:: PROBLEM STATEMENT ::
What follows is a block of records; reproduce all of it verbatim.

[Saved entries]
##############################

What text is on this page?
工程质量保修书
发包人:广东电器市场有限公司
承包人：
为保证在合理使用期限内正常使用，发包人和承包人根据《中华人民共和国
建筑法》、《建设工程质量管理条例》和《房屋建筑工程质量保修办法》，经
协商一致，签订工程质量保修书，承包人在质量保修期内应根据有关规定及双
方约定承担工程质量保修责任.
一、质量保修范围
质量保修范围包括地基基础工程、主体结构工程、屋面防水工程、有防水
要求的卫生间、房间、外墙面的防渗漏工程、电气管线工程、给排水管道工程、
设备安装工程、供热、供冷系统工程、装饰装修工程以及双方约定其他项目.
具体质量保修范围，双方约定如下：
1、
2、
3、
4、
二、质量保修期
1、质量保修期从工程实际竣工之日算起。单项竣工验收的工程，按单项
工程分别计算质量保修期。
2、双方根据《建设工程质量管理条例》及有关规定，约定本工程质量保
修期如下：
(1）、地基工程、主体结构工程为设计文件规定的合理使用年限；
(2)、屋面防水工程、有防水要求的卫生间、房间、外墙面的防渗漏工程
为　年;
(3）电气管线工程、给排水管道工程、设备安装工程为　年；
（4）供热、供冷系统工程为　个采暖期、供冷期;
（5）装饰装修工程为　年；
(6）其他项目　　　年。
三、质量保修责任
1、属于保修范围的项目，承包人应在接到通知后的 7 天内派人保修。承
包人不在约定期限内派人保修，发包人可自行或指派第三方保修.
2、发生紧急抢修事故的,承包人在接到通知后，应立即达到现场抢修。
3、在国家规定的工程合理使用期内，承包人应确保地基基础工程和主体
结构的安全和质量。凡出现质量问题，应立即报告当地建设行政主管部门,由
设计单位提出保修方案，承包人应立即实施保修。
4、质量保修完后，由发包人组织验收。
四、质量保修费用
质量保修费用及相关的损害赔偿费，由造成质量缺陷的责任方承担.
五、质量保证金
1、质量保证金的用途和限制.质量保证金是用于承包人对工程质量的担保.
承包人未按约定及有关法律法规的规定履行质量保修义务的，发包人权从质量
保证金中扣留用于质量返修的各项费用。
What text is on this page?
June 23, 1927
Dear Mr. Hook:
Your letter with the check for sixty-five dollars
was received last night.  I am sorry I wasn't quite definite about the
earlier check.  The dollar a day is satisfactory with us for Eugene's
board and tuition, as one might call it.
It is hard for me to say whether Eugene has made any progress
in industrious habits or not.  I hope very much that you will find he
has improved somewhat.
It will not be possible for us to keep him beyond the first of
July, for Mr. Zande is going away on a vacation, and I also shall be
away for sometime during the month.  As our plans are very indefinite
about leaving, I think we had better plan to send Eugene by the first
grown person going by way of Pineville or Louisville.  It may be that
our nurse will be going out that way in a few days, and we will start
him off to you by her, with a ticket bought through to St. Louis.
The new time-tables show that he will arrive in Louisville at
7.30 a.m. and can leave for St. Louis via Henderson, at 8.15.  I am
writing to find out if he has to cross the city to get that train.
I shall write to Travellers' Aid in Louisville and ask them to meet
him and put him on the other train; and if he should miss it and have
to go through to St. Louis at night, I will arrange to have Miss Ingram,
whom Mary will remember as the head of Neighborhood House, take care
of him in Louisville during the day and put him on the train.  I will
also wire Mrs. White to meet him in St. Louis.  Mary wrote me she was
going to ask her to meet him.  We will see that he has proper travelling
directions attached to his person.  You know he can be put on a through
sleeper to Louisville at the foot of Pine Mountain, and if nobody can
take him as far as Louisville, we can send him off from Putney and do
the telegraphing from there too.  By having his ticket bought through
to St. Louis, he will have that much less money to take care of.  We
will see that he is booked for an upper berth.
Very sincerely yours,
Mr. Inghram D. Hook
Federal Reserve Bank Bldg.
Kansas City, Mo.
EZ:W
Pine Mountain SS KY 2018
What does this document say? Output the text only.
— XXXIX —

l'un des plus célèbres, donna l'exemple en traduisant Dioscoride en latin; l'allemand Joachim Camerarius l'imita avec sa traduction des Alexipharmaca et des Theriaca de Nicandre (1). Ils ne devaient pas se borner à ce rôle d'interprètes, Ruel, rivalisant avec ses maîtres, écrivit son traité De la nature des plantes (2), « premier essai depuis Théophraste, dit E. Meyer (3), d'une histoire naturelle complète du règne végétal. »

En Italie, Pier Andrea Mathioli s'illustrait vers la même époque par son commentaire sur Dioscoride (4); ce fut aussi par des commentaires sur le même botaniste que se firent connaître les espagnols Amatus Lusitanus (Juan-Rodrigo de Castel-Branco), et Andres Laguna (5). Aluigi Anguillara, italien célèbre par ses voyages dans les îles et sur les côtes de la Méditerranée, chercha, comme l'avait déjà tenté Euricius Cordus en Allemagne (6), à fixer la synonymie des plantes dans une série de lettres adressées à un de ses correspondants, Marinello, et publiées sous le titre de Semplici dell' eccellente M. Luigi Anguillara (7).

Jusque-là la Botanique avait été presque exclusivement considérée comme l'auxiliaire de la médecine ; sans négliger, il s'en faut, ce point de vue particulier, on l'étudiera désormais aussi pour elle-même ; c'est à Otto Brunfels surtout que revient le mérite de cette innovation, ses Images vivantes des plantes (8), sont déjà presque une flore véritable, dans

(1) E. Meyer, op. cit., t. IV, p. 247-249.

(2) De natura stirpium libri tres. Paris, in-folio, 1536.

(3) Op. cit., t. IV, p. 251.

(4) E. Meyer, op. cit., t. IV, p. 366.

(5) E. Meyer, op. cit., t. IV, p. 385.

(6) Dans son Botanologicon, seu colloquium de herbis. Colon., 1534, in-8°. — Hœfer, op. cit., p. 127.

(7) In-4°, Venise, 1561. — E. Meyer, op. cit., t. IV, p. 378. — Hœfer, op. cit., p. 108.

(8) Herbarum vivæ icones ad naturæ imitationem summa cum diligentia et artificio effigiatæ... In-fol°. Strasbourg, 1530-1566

##############################

:: RESULT OF THE EXERCISE ::
What text is on this page?
工程质量保修书
发包人:广东电器市场有限公司
承包人：
为保证在合理使用期限内正常使用，发包人和承包人根据《中华人民共和国
建筑法》、《建设工程质量管理条例》和《房屋建筑工程质量保修办法》，经
协商一致，签订工程质量保修书，承包人在质量保修期内应根据有关规定及双
方约定承担工程质量保修责任.
一、质量保修范围
质量保修范围包括地基基础工程、主体结构工程、屋面防水工程、有防水
要求的卫生间、房间、外墙面的防渗漏工程、电气管线工程、给排水管道工程、
设备安装工程、供热、供冷系统工程、装饰装修工程以及双方约定其他项目.
具体质量保修范围，双方约定如下：
1、
2、
3、
4、
二、质量保修期
1、质量保修期从工程实际竣工之日算起。单项竣工验收的工程，按单项
工程分别计算质量保修期。
2、双方根据《建设工程质量管理条例》及有关规定，约定本工程质量保
修期如下：
(1）、地基工程、主体结构工程为设计文件规定的合理使用年限；
(2)、屋面防水工程、有防水要求的卫生间、房间、外墙面的防渗漏工程
为　年;
(3）电气管线工程、给排水管道工程、设备安装工程为　年；
（4）供热、供冷系统工程为　个采暖期、供冷期;
（5）装饰装修工程为　年；
(6）其他项目　　　年。
三、质量保修责任
1、属于保修范围的项目，承包人应在接到通知后的 7 天内派人保修。承
包人不在约定期限内派人保修，发包人可自行或指派第三方保修.
2、发生紧急抢修事故的,承包人在接到通知后，应立即达到现场抢修。
3、在国家规定的工程合理使用期内，承包人应确保地基基础工程和主体
结构的安全和质量。凡出现质量问题，应立即报告当地建设行政主管部门,由
设计单位提出保修方案，承包人应立即实施保修。
4、质量保修完后，由发包人组织验收。
四、质量保修费用
质量保修费用及相关的损害赔偿费，由造成质量缺陷的责任方承担.
五、质量保证金
1、质量保证金的用途和限制.质量保证金是用于承包人对工程质量的担保.
承包人未按约定及有关法律法规的规定履行质量保修义务的，发包人权从质量
保证金中扣留用于质量返修的各项费用。
What text is on this page?
June 23, 1927
Dear Mr. Hook:
Your letter with the check for sixty-five dollars
was received last night.  I am sorry I wasn't quite definite about the
earlier check.  The dollar a day is satisfactory with us for Eugene's
board and tuition, as one might call it.
It is hard for me to say whether Eugene has made any progress
in industrious habits or not.  I hope very much that you will find he
has improved somewhat.
It will not be possible for us to keep him beyond the first of
July, for Mr. Zande is going away on a vacation, and I also shall be
away for sometime during the month.  As our plans are very indefinite
about leaving, I think we had better plan to send Eugene by the first
grown person going by way of Pineville or Louisville.  It may be that
our nurse will be going out that way in a few days, and we will start
him off to you by her, with a ticket bought through to St. Louis.
The new time-tables show that he will arrive in Louisville at
7.30 a.m. and can leave for St. Louis via Henderson, at 8.15.  I am
writing to find out if he has to cross the city to get that train.
I shall write to Travellers' Aid in Louisville and ask them to meet
him and put him on the other train; and if he should miss it and have
to go through to St. Louis at night, I will arrange to have Miss Ingram,
whom Mary will remember as the head of Neighborhood House, take care
of him in Louisville during the day and put him on the train.  I will
also wire Mrs. White to meet him in St. Louis.  Mary wrote me she was
going to ask her to meet him.  We will see that he has proper travelling
directions attached to his person.  You know he can be put on a through
sleeper to Louisville at the foot of Pine Mountain, and if nobody can
take him as far as Louisville, we can send him off from Putney and do
the telegraphing from there too.  By having his ticket bought through
to St. Louis, he will have that much less money to take care of.  We
will see that he is booked for an upper berth.
Very sincerely yours,
Mr. Inghram D. Hook
Federal Reserve Bank Bldg.
Kansas City, Mo.
EZ:W
Pine Mountain SS KY 2018
What does this document say? Output the text only.
— XXXIX —

l'un des plus célèbres, donna l'exemple en traduisant Dioscoride en latin; l'allemand Joachim Camerarius l'imita avec sa traduction des Alexipharmaca et des Theriaca de Nicandre (1). Ils ne devaient pas se borner à ce rôle d'interprètes, Ruel, rivalisant avec ses maîtres, écrivit son traité De la nature des plantes (2), « premier essai depuis Théophraste, dit E. Meyer (3), d'une histoire naturelle complète du règne végétal. »

En Italie, Pier Andrea Mathioli s'illustrait vers la même époque par son commentaire sur Dioscoride (4); ce fut aussi par des commentaires sur le même botaniste que se firent connaître les espagnols Amatus Lusitanus (Juan-Rodrigo de Castel-Branco), et Andres Laguna (5). Aluigi Anguillara, italien célèbre par ses voyages dans les îles et sur les côtes de la Méditerranée, chercha, comme l'avait déjà tenté Euricius Cordus en Allemagne (6), à fixer la synonymie des plantes dans une série de lettres adressées à un de ses correspondants, Marinello, et publiées sous le titre de Semplici dell' eccellente M. Luigi Anguillara (7).

Jusque-là la Botanique avait été presque exclusivement considérée comme l'auxiliaire de la médecine ; sans négliger, il s'en faut, ce point de vue particulier, on l'étudiera désormais aussi pour elle-même ; c'est à Otto Brunfels surtout que revient le mérite de cette innovation, ses Images vivantes des plantes (8), sont déjà presque une flore véritable, dans

(1) E. Meyer, op. cit., t. IV, p. 247-249.

(2) De natura stirpium libri tres. Paris, in-folio, 1536.

(3) Op. cit., t. IV, p. 251.

(4) E. Meyer, op. cit., t. IV, p. 366.

(5) E. Meyer, op. cit., t. IV, p. 385.

(6) Dans son Botanologicon, seu colloquium de herbis. Colon., 1534, in-8°. — Hœfer, op. cit., p. 127.

(7) In-4°, Venise, 1561. — E. Meyer, op. cit., t. IV, p. 378. — Hœfer, op. cit., p. 108.

(8) Herbarum vivæ icones ad naturæ imitationem summa cum diligentia et artificio effigiatæ... In-fol°. Strasbourg, 1530-1566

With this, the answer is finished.